▸ **DOCUMENT PASSAGE**
Segment Open
That’s the key. On Sunday, for example, the odds were low that the Seahawks would convert on fourth and 11 from their own 36 while down by five points with roughly three minutes left. The analytics surely said the chances of victory were greater if the Seahawks punted and tried to stop the Packers and get the ball back than if the Seahawks failed to convert and gave the Packers a short field with a chance to extend their lead to eight or, possibly, to 13 or 14.

But any numbers relevant to those circumstances were generated from scenarios that didn’t include: (1) Russell Wilson having a vintage day for Seattle; and (2) Aaron Rodgers having a vintage day for Green Bay. That’s where a football team needs to be willing to ignore the analytics and say, “We’d rather trust our guy versus their defense than our defense versus their guy.” Because Seattle’s guy and Green Bay’s guy were both playing great.

And that’s why the head coach gets paid so much money, and why he’s always a bad season or two away from being fired. He’s the one who should be charged with knowing when to embrace the analytics and when to disregard them.

It’s also why Bill Belichick has six Super Bowl victories in 20 years with the Patriots. He processes all relevant information, both objective and subjective, and he makes the best decision under each situation he faces, factoring in the odds of a certain approach working, the specific realities of the game unfolding in front of him, and his own sixth sense from a lifetime spent around football as to how he can best bend the outcome in his favor.

That’s how Josh McDaniels has learned the game during his time with Belichick, and it’s probably one of the reasons why McDaniels didn’t get the job. He has a handful of rings that prove the very real limitations of relying too much on formulas and equations generated by past events.

7 responses to “Analytics have an important role in football, but certain factors complicate things

  1. Analytics in sports should be used like analytics in business is used…

    As a TOOL for the leadership in decision-making. Nothing more.

  2. It seems to me that analytics would be most useful during the week as part of game planning. And maybe during halftime as part of the assessment of what happened during the first two quarters. But during the game, on the fly, more data is possibly intrusive. Experience, intuition, hunches – the mental part of coaching the game.
Segment Closed
▸ **SUPPLIED RECORDS**
Segment Open
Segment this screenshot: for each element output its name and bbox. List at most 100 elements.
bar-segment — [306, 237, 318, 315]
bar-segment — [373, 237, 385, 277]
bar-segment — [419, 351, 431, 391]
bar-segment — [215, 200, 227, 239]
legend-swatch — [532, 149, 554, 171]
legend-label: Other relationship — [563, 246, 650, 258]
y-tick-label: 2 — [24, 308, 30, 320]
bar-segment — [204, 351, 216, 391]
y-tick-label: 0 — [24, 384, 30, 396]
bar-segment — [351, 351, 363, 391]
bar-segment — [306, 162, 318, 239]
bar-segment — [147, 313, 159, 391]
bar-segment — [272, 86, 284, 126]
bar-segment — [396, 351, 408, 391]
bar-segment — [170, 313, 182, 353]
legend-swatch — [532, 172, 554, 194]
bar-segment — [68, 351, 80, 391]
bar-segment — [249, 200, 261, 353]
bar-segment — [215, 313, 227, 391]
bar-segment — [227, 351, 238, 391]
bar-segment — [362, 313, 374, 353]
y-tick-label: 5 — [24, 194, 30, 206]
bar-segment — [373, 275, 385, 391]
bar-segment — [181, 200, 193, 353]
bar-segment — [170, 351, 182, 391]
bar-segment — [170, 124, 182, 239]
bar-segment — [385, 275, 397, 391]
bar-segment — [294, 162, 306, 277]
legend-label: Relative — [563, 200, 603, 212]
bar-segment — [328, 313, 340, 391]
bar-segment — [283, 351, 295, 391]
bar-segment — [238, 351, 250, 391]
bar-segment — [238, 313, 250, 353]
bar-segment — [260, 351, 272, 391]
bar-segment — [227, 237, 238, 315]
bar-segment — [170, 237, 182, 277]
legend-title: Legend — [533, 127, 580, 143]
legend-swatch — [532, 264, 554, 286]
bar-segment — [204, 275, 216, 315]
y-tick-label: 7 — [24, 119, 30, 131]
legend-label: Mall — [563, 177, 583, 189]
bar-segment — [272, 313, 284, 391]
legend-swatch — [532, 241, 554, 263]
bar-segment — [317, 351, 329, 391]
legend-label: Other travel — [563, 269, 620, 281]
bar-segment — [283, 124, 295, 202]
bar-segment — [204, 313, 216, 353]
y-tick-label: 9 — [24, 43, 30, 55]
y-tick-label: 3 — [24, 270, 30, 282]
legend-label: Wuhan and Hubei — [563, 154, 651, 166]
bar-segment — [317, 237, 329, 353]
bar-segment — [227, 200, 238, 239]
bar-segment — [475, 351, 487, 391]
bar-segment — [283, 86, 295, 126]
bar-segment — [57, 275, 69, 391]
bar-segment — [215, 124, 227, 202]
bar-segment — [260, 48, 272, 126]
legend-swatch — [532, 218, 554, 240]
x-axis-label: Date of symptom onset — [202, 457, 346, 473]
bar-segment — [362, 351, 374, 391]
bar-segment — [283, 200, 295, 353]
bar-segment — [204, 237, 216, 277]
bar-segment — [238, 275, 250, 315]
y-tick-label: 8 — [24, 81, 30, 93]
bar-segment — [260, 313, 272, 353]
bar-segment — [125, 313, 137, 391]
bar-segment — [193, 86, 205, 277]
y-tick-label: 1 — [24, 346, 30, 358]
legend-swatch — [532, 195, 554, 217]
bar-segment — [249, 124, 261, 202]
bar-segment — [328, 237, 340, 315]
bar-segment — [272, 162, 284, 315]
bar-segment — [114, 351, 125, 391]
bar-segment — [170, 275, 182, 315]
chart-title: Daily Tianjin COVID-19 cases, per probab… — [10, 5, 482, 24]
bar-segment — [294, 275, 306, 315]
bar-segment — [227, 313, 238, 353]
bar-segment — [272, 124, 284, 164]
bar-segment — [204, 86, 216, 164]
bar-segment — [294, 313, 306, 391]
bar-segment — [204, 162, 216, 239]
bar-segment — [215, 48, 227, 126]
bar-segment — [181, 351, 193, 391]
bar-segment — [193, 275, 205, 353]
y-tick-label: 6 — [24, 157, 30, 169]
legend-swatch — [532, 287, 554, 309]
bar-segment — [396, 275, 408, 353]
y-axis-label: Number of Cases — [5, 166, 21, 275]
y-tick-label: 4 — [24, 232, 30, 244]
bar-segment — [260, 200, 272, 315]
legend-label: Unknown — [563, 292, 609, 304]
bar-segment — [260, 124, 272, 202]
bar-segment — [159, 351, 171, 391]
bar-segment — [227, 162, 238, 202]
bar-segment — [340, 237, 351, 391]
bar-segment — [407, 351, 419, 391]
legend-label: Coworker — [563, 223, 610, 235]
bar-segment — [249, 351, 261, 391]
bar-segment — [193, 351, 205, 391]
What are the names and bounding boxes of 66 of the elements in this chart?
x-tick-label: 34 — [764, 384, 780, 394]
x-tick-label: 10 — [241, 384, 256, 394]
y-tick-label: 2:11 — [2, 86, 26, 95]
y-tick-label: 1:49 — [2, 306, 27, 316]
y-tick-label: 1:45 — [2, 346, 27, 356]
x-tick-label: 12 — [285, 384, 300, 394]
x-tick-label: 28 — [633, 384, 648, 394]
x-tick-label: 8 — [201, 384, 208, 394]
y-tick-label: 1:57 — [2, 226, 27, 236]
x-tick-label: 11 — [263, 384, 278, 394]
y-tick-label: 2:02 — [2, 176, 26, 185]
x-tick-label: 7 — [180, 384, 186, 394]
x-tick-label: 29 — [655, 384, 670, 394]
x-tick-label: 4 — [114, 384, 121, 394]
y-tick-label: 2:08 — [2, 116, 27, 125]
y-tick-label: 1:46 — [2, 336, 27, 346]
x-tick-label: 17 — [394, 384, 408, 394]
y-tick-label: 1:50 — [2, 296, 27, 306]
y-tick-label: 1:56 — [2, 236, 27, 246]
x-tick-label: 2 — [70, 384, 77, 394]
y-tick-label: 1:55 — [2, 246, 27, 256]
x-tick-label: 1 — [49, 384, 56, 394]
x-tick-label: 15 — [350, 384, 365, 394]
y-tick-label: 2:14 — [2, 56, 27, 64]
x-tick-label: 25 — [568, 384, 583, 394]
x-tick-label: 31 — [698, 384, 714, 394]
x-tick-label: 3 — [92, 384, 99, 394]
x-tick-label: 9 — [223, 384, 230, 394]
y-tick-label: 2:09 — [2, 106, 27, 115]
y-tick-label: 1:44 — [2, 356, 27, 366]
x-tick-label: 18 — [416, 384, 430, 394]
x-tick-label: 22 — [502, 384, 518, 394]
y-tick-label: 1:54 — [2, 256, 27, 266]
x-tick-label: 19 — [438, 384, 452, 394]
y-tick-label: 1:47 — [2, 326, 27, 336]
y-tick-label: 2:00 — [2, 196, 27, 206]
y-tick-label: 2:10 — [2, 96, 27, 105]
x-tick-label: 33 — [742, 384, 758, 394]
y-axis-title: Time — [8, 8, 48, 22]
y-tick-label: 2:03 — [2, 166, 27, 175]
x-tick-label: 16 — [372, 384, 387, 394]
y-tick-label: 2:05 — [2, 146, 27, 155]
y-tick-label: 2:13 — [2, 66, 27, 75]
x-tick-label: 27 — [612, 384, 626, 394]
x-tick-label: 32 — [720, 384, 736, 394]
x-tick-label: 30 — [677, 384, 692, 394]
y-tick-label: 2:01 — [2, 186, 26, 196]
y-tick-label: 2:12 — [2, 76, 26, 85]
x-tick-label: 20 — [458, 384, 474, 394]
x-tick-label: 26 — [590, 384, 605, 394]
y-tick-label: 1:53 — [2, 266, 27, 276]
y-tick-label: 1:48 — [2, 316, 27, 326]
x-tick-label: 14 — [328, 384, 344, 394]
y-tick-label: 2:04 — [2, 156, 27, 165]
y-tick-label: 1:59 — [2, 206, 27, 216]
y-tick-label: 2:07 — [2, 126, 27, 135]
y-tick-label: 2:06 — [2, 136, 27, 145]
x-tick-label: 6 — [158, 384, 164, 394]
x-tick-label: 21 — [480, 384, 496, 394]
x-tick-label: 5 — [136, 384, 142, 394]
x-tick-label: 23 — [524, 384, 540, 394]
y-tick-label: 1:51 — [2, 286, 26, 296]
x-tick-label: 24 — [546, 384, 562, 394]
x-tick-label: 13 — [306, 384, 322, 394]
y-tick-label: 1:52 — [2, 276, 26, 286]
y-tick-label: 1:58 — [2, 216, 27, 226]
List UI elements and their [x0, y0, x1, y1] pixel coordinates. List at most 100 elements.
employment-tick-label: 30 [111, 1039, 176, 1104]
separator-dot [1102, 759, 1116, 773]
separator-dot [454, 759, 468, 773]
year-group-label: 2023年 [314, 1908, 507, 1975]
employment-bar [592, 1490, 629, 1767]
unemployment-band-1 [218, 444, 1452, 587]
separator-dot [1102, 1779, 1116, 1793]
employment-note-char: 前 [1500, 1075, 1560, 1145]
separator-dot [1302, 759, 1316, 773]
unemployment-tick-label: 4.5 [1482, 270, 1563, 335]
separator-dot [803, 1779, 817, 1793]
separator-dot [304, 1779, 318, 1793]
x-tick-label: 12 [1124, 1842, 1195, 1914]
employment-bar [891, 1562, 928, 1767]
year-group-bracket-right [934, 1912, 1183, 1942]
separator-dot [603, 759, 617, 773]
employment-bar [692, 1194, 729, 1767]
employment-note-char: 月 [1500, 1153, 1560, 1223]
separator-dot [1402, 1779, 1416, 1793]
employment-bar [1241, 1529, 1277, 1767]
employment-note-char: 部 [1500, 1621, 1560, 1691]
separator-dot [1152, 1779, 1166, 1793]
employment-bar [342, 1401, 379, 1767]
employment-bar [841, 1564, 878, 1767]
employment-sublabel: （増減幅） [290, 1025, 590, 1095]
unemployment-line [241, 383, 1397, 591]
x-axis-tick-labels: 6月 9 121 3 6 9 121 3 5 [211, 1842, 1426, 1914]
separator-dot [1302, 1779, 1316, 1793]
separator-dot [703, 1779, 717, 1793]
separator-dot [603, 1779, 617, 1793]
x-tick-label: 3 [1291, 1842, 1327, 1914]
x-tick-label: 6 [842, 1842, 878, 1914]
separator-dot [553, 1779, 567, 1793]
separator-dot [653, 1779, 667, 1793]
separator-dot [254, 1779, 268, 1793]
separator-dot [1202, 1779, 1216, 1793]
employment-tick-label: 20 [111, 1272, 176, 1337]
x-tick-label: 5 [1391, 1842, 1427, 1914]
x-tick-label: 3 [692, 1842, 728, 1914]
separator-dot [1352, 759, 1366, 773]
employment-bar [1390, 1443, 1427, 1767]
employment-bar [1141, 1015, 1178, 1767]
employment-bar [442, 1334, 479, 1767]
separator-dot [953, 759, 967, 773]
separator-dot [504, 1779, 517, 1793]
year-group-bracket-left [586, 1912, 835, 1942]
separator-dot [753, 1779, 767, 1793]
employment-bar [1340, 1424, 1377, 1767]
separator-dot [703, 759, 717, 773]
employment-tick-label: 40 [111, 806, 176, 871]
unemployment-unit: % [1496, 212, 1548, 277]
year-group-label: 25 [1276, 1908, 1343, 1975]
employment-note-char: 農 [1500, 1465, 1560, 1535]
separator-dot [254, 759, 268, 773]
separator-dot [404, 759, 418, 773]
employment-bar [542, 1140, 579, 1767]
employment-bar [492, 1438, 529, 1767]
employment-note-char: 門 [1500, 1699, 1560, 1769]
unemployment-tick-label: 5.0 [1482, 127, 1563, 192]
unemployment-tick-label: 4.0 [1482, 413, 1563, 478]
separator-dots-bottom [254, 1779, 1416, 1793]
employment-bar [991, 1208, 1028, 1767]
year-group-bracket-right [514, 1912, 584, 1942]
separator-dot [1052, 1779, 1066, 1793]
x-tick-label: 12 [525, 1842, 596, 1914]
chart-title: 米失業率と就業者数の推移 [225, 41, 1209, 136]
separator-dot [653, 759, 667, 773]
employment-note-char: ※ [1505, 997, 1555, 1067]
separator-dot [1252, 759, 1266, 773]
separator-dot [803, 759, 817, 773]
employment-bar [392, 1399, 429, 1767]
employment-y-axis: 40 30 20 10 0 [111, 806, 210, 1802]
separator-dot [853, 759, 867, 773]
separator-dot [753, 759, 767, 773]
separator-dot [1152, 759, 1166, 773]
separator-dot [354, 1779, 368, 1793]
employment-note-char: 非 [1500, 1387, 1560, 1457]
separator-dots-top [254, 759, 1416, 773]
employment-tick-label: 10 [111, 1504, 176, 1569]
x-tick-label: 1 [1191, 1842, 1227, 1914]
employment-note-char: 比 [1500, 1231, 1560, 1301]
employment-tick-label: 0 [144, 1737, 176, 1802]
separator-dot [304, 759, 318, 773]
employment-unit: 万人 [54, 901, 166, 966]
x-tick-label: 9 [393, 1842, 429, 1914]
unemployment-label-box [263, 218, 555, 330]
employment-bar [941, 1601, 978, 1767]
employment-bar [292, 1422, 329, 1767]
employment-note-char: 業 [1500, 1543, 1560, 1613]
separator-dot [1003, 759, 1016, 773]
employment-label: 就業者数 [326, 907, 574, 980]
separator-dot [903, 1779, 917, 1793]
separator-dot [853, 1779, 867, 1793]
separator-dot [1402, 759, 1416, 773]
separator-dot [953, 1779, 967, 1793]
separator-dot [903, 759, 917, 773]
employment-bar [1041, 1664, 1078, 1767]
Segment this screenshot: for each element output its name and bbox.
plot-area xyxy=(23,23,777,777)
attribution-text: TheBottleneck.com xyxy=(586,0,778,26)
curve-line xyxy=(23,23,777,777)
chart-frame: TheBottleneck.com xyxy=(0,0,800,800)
Segment Closed
▸ **ACTIVITY**
Can you rewrite the analytics passage from "That’s how Josh" to "decision-making. Nothing more.", replacing "rings" with "championship rings"?

▸ **SOLVED PROBLEM**
That’s how Josh McDaniels has learned the game during his time with Belichick, and it’s probably one of the reasons why McDaniels didn’t get the job. He has a handful of championship rings that prove the very real limitations of relying too much on formulas and equations generated by past events.

7 responses to “Analytics have an important role in football, but certain factors complicate things

  1. Analytics in sports should be used like analytics in business is used…

    As a TOOL for the leadership in decision-making. Nothing more.